What the task requires. Transcribe every line exactly and omit anything that is a picture.

--

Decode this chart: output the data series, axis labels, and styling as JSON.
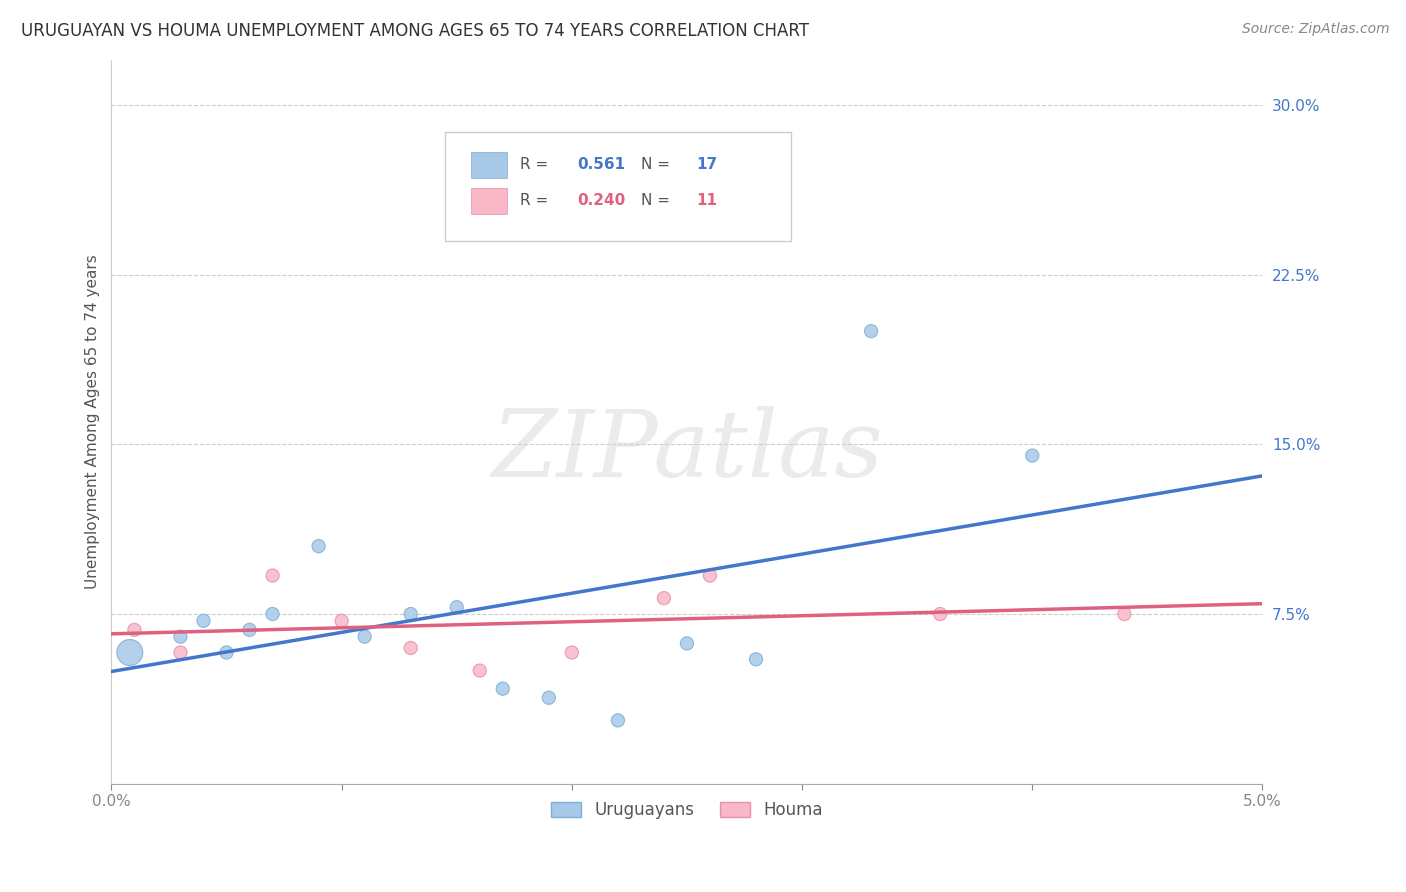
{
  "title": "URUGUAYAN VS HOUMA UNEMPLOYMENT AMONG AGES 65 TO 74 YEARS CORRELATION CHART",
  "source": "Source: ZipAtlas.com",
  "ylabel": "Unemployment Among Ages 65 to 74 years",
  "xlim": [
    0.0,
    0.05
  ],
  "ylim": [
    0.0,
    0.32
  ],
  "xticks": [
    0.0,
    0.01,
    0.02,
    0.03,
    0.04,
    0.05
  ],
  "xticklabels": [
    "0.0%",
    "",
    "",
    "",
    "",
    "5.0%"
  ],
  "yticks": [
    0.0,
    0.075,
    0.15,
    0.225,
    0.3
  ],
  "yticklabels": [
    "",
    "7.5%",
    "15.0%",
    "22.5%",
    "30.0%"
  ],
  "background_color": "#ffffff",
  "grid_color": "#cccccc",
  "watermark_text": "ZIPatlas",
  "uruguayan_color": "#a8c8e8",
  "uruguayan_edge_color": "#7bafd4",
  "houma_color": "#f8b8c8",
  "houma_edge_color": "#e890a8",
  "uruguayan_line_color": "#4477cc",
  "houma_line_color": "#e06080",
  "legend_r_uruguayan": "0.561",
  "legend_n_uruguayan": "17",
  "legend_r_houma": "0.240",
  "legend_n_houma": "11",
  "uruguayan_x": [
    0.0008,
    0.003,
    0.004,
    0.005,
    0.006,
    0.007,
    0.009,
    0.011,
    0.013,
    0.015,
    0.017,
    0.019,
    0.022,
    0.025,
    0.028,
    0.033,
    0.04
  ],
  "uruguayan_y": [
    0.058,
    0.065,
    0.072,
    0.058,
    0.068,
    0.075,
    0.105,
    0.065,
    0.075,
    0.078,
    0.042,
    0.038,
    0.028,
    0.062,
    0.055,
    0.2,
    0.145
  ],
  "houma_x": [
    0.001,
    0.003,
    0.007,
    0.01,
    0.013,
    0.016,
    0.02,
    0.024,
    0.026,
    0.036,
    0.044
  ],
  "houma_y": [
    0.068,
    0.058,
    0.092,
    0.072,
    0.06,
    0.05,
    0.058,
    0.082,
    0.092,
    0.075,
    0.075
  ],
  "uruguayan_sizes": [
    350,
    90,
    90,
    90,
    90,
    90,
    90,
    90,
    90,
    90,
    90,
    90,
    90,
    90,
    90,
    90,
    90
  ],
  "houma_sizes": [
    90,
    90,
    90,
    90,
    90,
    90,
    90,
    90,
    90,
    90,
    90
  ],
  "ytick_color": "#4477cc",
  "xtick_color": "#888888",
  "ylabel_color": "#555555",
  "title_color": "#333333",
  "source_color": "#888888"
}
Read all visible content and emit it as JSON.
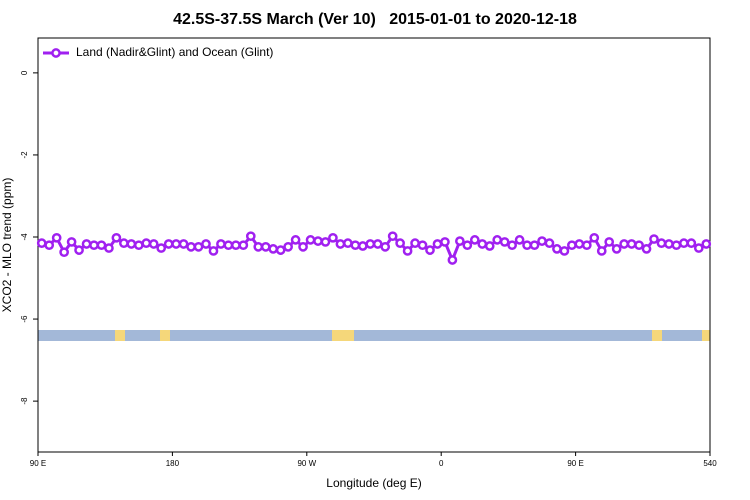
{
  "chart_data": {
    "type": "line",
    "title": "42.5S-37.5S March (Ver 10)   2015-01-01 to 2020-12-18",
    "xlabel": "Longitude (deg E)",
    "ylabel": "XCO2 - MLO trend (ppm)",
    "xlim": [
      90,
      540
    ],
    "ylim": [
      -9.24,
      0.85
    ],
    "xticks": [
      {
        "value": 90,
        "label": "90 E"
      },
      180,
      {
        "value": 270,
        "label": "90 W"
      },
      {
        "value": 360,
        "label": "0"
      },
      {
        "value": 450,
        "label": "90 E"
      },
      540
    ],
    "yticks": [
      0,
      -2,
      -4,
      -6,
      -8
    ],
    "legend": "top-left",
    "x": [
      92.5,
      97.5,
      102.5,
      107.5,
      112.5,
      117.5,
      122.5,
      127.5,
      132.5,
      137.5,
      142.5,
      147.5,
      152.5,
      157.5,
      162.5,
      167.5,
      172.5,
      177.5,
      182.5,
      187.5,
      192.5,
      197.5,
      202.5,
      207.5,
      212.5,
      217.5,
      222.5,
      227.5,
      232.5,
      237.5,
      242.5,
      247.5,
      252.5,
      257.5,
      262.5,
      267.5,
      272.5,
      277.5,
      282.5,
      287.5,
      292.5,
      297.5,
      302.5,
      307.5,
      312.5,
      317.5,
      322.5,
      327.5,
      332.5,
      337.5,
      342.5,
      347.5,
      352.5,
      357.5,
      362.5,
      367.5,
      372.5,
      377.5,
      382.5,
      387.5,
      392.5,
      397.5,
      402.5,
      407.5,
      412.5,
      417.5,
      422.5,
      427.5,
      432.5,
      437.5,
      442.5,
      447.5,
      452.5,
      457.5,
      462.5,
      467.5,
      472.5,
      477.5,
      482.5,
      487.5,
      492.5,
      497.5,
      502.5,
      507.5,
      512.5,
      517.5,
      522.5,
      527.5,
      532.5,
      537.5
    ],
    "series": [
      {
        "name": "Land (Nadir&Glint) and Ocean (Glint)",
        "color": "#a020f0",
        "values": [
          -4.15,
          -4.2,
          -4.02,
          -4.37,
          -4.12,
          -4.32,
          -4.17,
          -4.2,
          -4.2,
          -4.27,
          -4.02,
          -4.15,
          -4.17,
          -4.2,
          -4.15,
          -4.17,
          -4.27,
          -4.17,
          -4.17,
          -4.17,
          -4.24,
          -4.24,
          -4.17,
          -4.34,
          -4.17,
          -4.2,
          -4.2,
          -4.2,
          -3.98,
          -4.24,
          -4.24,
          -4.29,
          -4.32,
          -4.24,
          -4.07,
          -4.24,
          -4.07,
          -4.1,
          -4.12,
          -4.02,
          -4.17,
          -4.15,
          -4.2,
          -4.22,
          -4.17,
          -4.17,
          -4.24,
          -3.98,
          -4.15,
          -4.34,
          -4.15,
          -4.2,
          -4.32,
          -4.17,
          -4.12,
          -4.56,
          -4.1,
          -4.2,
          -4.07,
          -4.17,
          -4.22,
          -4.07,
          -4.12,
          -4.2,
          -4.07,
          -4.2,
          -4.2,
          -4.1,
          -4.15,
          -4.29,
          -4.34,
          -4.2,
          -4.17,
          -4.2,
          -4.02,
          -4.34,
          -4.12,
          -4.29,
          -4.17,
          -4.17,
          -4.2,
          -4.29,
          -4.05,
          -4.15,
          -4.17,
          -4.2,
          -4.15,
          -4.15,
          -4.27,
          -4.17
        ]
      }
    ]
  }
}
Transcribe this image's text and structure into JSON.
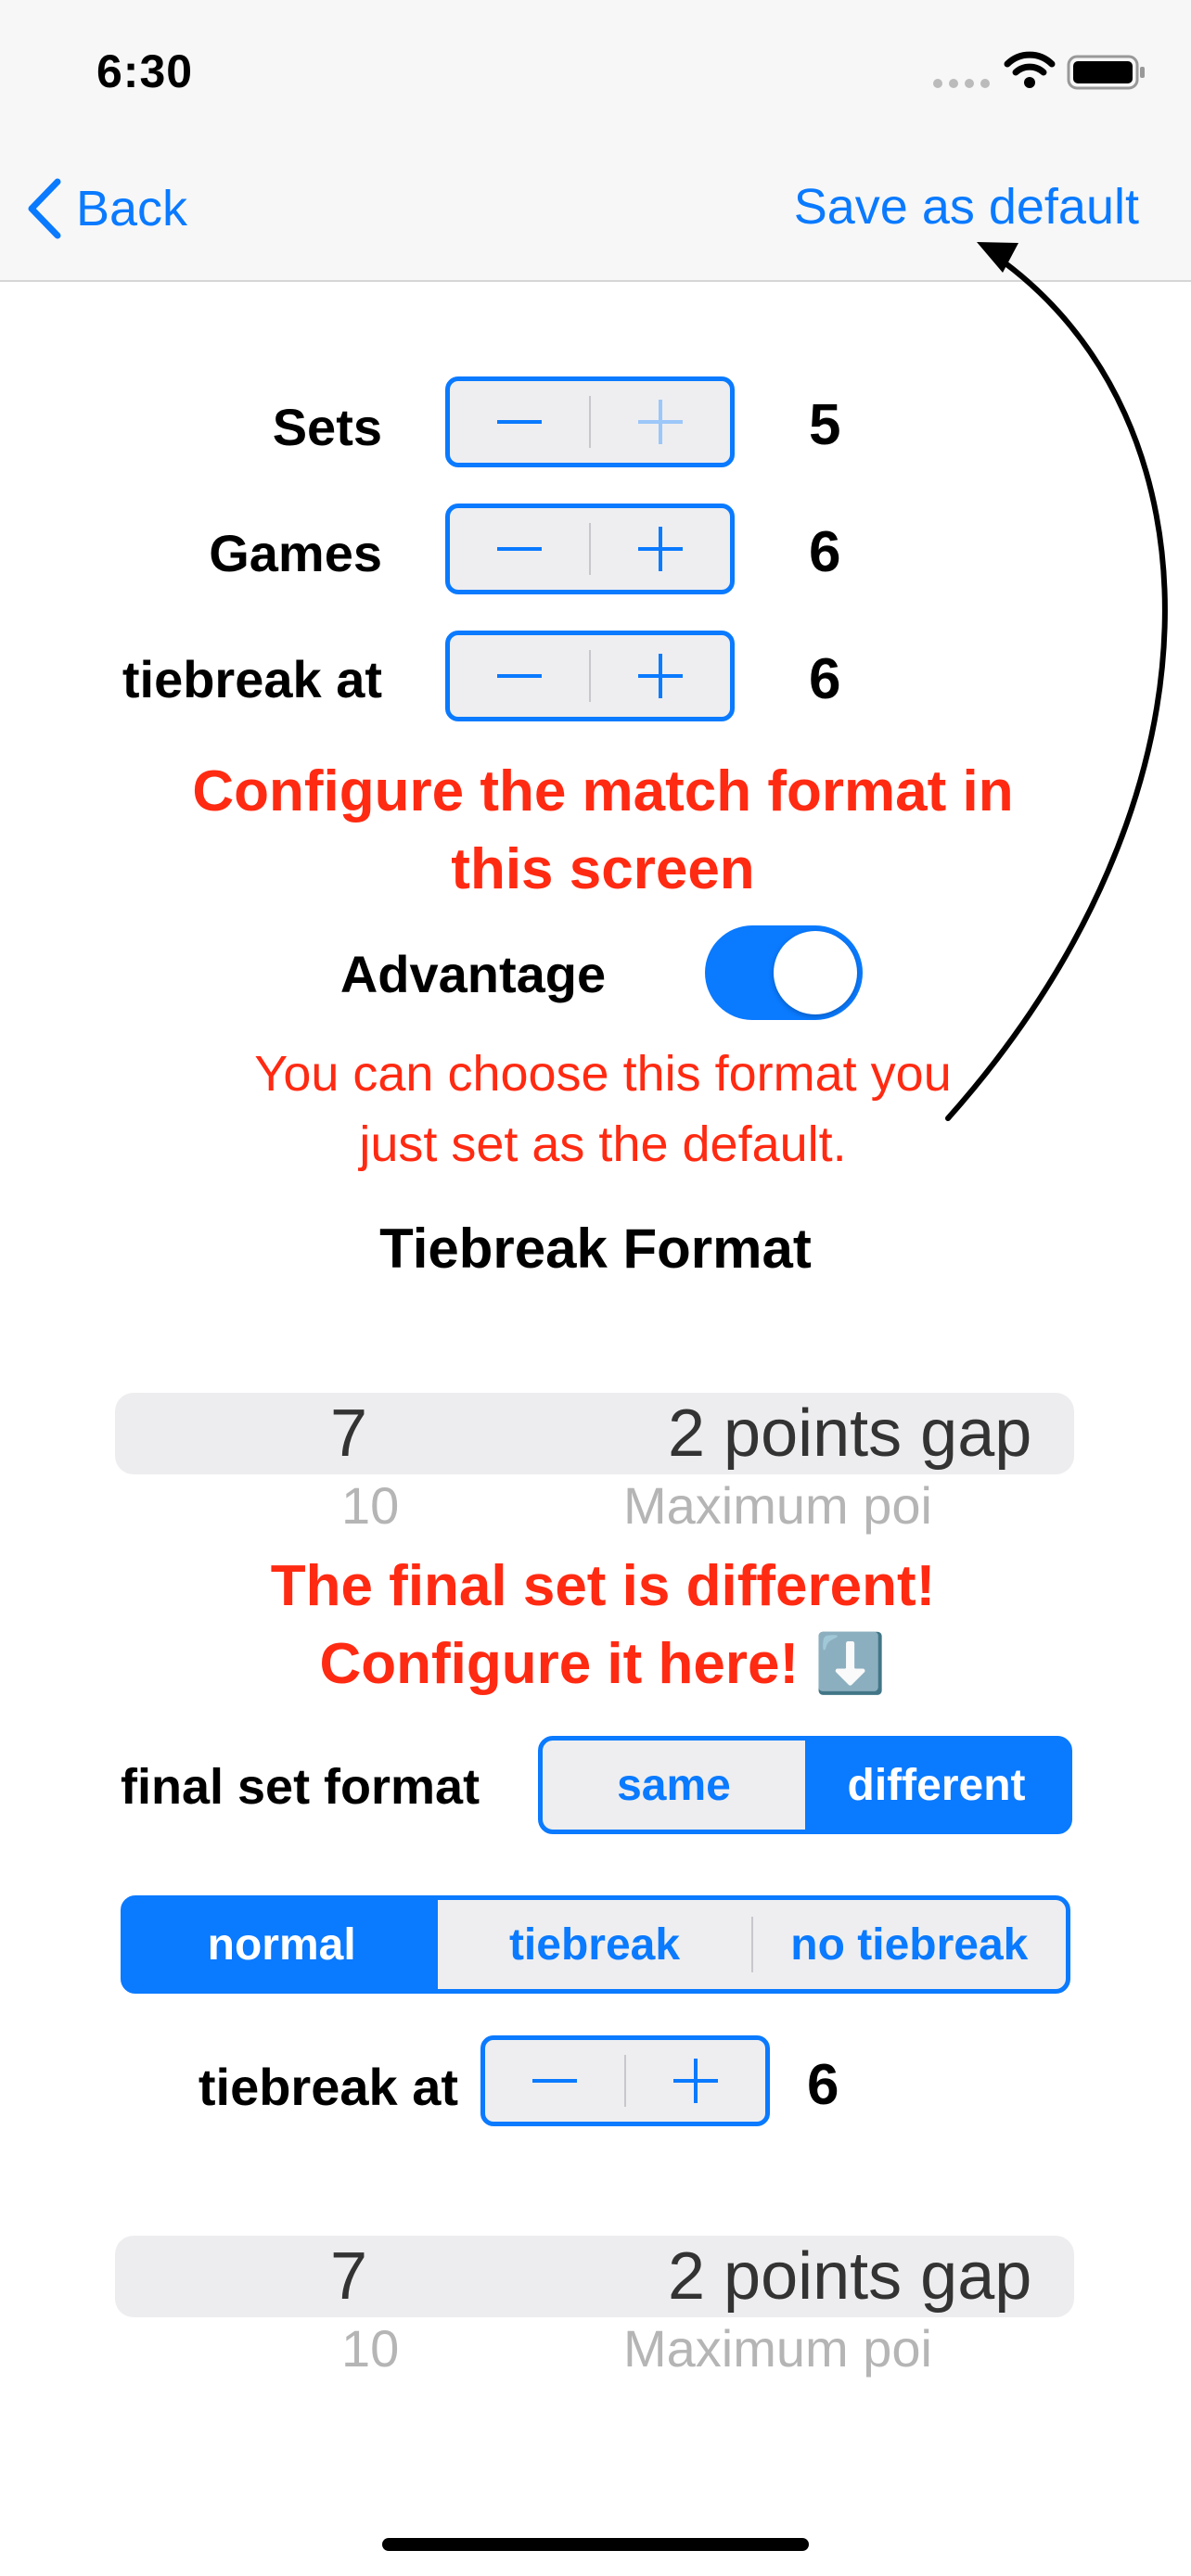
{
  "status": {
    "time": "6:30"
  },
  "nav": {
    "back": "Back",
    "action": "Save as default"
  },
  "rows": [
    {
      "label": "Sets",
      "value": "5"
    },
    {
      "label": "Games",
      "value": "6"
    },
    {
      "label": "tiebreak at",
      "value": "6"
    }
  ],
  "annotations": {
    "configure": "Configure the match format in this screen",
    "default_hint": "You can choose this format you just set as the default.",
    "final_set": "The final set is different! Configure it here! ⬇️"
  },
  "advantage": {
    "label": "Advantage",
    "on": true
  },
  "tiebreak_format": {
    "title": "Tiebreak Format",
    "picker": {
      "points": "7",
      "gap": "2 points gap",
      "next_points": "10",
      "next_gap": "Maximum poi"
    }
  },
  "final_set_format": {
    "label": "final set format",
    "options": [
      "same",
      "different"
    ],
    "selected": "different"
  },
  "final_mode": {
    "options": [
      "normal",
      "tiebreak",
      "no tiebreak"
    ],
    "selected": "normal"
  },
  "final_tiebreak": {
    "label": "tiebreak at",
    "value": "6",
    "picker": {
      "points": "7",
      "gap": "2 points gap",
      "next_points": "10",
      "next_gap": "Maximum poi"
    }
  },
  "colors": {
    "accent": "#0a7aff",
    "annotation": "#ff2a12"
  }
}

--

Solution for this task.
Decode this chart: output the data series, axis labels, and styling as JSON.
{
  "title": "URUGUAYAN VS HOUMA UNEMPLOYMENT AMONG AGES 65 TO 74 YEARS CORRELATION CHART",
  "source": "Source: ZipAtlas.com",
  "ylabel": "Unemployment Among Ages 65 to 74 years",
  "xlim": [
    0.0,
    0.05
  ],
  "ylim": [
    0.0,
    0.32
  ],
  "xticks": [
    0.0,
    0.01,
    0.02,
    0.03,
    0.04,
    0.05
  ],
  "xticklabels": [
    "0.0%",
    "",
    "",
    "",
    "",
    "5.0%"
  ],
  "yticks": [
    0.0,
    0.075,
    0.15,
    0.225,
    0.3
  ],
  "yticklabels": [
    "",
    "7.5%",
    "15.0%",
    "22.5%",
    "30.0%"
  ],
  "background_color": "#ffffff",
  "grid_color": "#cccccc",
  "watermark_text": "ZIPatlas",
  "uruguayan_color": "#a8c8e8",
  "uruguayan_edge_color": "#7bafd4",
  "houma_color": "#f8b8c8",
  "houma_edge_color": "#e890a8",
  "uruguayan_line_color": "#4477cc",
  "houma_line_color": "#e06080",
  "legend_r_uruguayan": "0.561",
  "legend_n_uruguayan": "17",
  "legend_r_houma": "0.240",
  "legend_n_houma": "11",
  "uruguayan_x": [
    0.0008,
    0.003,
    0.004,
    0.005,
    0.006,
    0.007,
    0.009,
    0.011,
    0.013,
    0.015,
    0.017,
    0.019,
    0.022,
    0.025,
    0.028,
    0.033,
    0.04
  ],
  "uruguayan_y": [
    0.058,
    0.065,
    0.072,
    0.058,
    0.068,
    0.075,
    0.105,
    0.065,
    0.075,
    0.078,
    0.042,
    0.038,
    0.028,
    0.062,
    0.055,
    0.2,
    0.145
  ],
  "houma_x": [
    0.001,
    0.003,
    0.007,
    0.01,
    0.013,
    0.016,
    0.02,
    0.024,
    0.026,
    0.036,
    0.044
  ],
  "houma_y": [
    0.068,
    0.058,
    0.092,
    0.072,
    0.06,
    0.05,
    0.058,
    0.082,
    0.092,
    0.075,
    0.075
  ],
  "uruguayan_sizes": [
    350,
    90,
    90,
    90,
    90,
    90,
    90,
    90,
    90,
    90,
    90,
    90,
    90,
    90,
    90,
    90,
    90
  ],
  "houma_sizes": [
    90,
    90,
    90,
    90,
    90,
    90,
    90,
    90,
    90,
    90,
    90
  ],
  "ytick_color": "#4477cc",
  "xtick_color": "#888888",
  "ylabel_color": "#555555",
  "title_color": "#333333",
  "source_color": "#888888"
}
Read all visible content and emit it as JSON.
{
  "chart_data": {
    "type": "line",
    "title": "42.5S-37.5S March (Ver 10)   2015-01-01 to 2020-12-18",
    "xlabel": "Longitude (deg E)",
    "ylabel": "XCO2 - MLO trend (ppm)",
    "xlim": [
      90,
      540
    ],
    "ylim": [
      -9.24,
      0.85
    ],
    "xticks": [
      {
        "value": 90,
        "label": "90 E"
      },
      180,
      {
        "value": 270,
        "label": "90 W"
      },
      {
        "value": 360,
        "label": "0"
      },
      {
        "value": 450,
        "label": "90 E"
      },
      540
    ],
    "yticks": [
      0,
      -2,
      -4,
      -6,
      -8
    ],
    "legend": "top-left",
    "x": [
      92.5,
      97.5,
      102.5,
      107.5,
      112.5,
      117.5,
      122.5,
      127.5,
      132.5,
      137.5,
      142.5,
      147.5,
      152.5,
      157.5,
      162.5,
      167.5,
      172.5,
      177.5,
      182.5,
      187.5,
      192.5,
      197.5,
      202.5,
      207.5,
      212.5,
      217.5,
      222.5,
      227.5,
      232.5,
      237.5,
      242.5,
      247.5,
      252.5,
      257.5,
      262.5,
      267.5,
      272.5,
      277.5,
      282.5,
      287.5,
      292.5,
      297.5,
      302.5,
      307.5,
      312.5,
      317.5,
      322.5,
      327.5,
      332.5,
      337.5,
      342.5,
      347.5,
      352.5,
      357.5,
      362.5,
      367.5,
      372.5,
      377.5,
      382.5,
      387.5,
      392.5,
      397.5,
      402.5,
      407.5,
      412.5,
      417.5,
      422.5,
      427.5,
      432.5,
      437.5,
      442.5,
      447.5,
      452.5,
      457.5,
      462.5,
      467.5,
      472.5,
      477.5,
      482.5,
      487.5,
      492.5,
      497.5,
      502.5,
      507.5,
      512.5,
      517.5,
      522.5,
      527.5,
      532.5,
      537.5
    ],
    "series": [
      {
        "name": "Land (Nadir&Glint) and Ocean (Glint)",
        "color": "#a020f0",
        "values": [
          -4.15,
          -4.2,
          -4.02,
          -4.37,
          -4.12,
          -4.32,
          -4.17,
          -4.2,
          -4.2,
          -4.27,
          -4.02,
          -4.15,
          -4.17,
          -4.2,
          -4.15,
          -4.17,
          -4.27,
          -4.17,
          -4.17,
          -4.17,
          -4.24,
          -4.24,
          -4.17,
          -4.34,
          -4.17,
          -4.2,
          -4.2,
          -4.2,
          -3.98,
          -4.24,
          -4.24,
          -4.29,
          -4.32,
          -4.24,
          -4.07,
          -4.24,
          -4.07,
          -4.1,
          -4.12,
          -4.02,
          -4.17,
          -4.15,
          -4.2,
          -4.22,
          -4.17,
          -4.17,
          -4.24,
          -3.98,
          -4.15,
          -4.34,
          -4.15,
          -4.2,
          -4.32,
          -4.17,
          -4.12,
          -4.56,
          -4.1,
          -4.2,
          -4.07,
          -4.17,
          -4.22,
          -4.07,
          -4.12,
          -4.2,
          -4.07,
          -4.2,
          -4.2,
          -4.1,
          -4.15,
          -4.29,
          -4.34,
          -4.2,
          -4.17,
          -4.2,
          -4.02,
          -4.34,
          -4.12,
          -4.29,
          -4.17,
          -4.17,
          -4.2,
          -4.29,
          -4.05,
          -4.15,
          -4.17,
          -4.2,
          -4.15,
          -4.15,
          -4.27,
          -4.17
        ]
      }
    ]
  }
}
Transcribe this image's text and structure into JSON.
{
  "status": {
    "time": "6:30"
  },
  "nav": {
    "back": "Back",
    "action": "Save as default"
  },
  "rows": [
    {
      "label": "Sets",
      "value": "5"
    },
    {
      "label": "Games",
      "value": "6"
    },
    {
      "label": "tiebreak at",
      "value": "6"
    }
  ],
  "annotations": {
    "configure": "Configure the match format in this screen",
    "default_hint": "You can choose this format you just set as the default.",
    "final_set": "The final set is different! Configure it here! ⬇️"
  },
  "advantage": {
    "label": "Advantage",
    "on": true
  },
  "tiebreak_format": {
    "title": "Tiebreak Format",
    "picker": {
      "points": "7",
      "gap": "2 points gap",
      "next_points": "10",
      "next_gap": "Maximum poi"
    }
  },
  "final_set_format": {
    "label": "final set format",
    "options": [
      "same",
      "different"
    ],
    "selected": "different"
  },
  "final_mode": {
    "options": [
      "normal",
      "tiebreak",
      "no tiebreak"
    ],
    "selected": "normal"
  },
  "final_tiebreak": {
    "label": "tiebreak at",
    "value": "6",
    "picker": {
      "points": "7",
      "gap": "2 points gap",
      "next_points": "10",
      "next_gap": "Maximum poi"
    }
  },
  "colors": {
    "accent": "#0a7aff",
    "annotation": "#ff2a12"
  }
}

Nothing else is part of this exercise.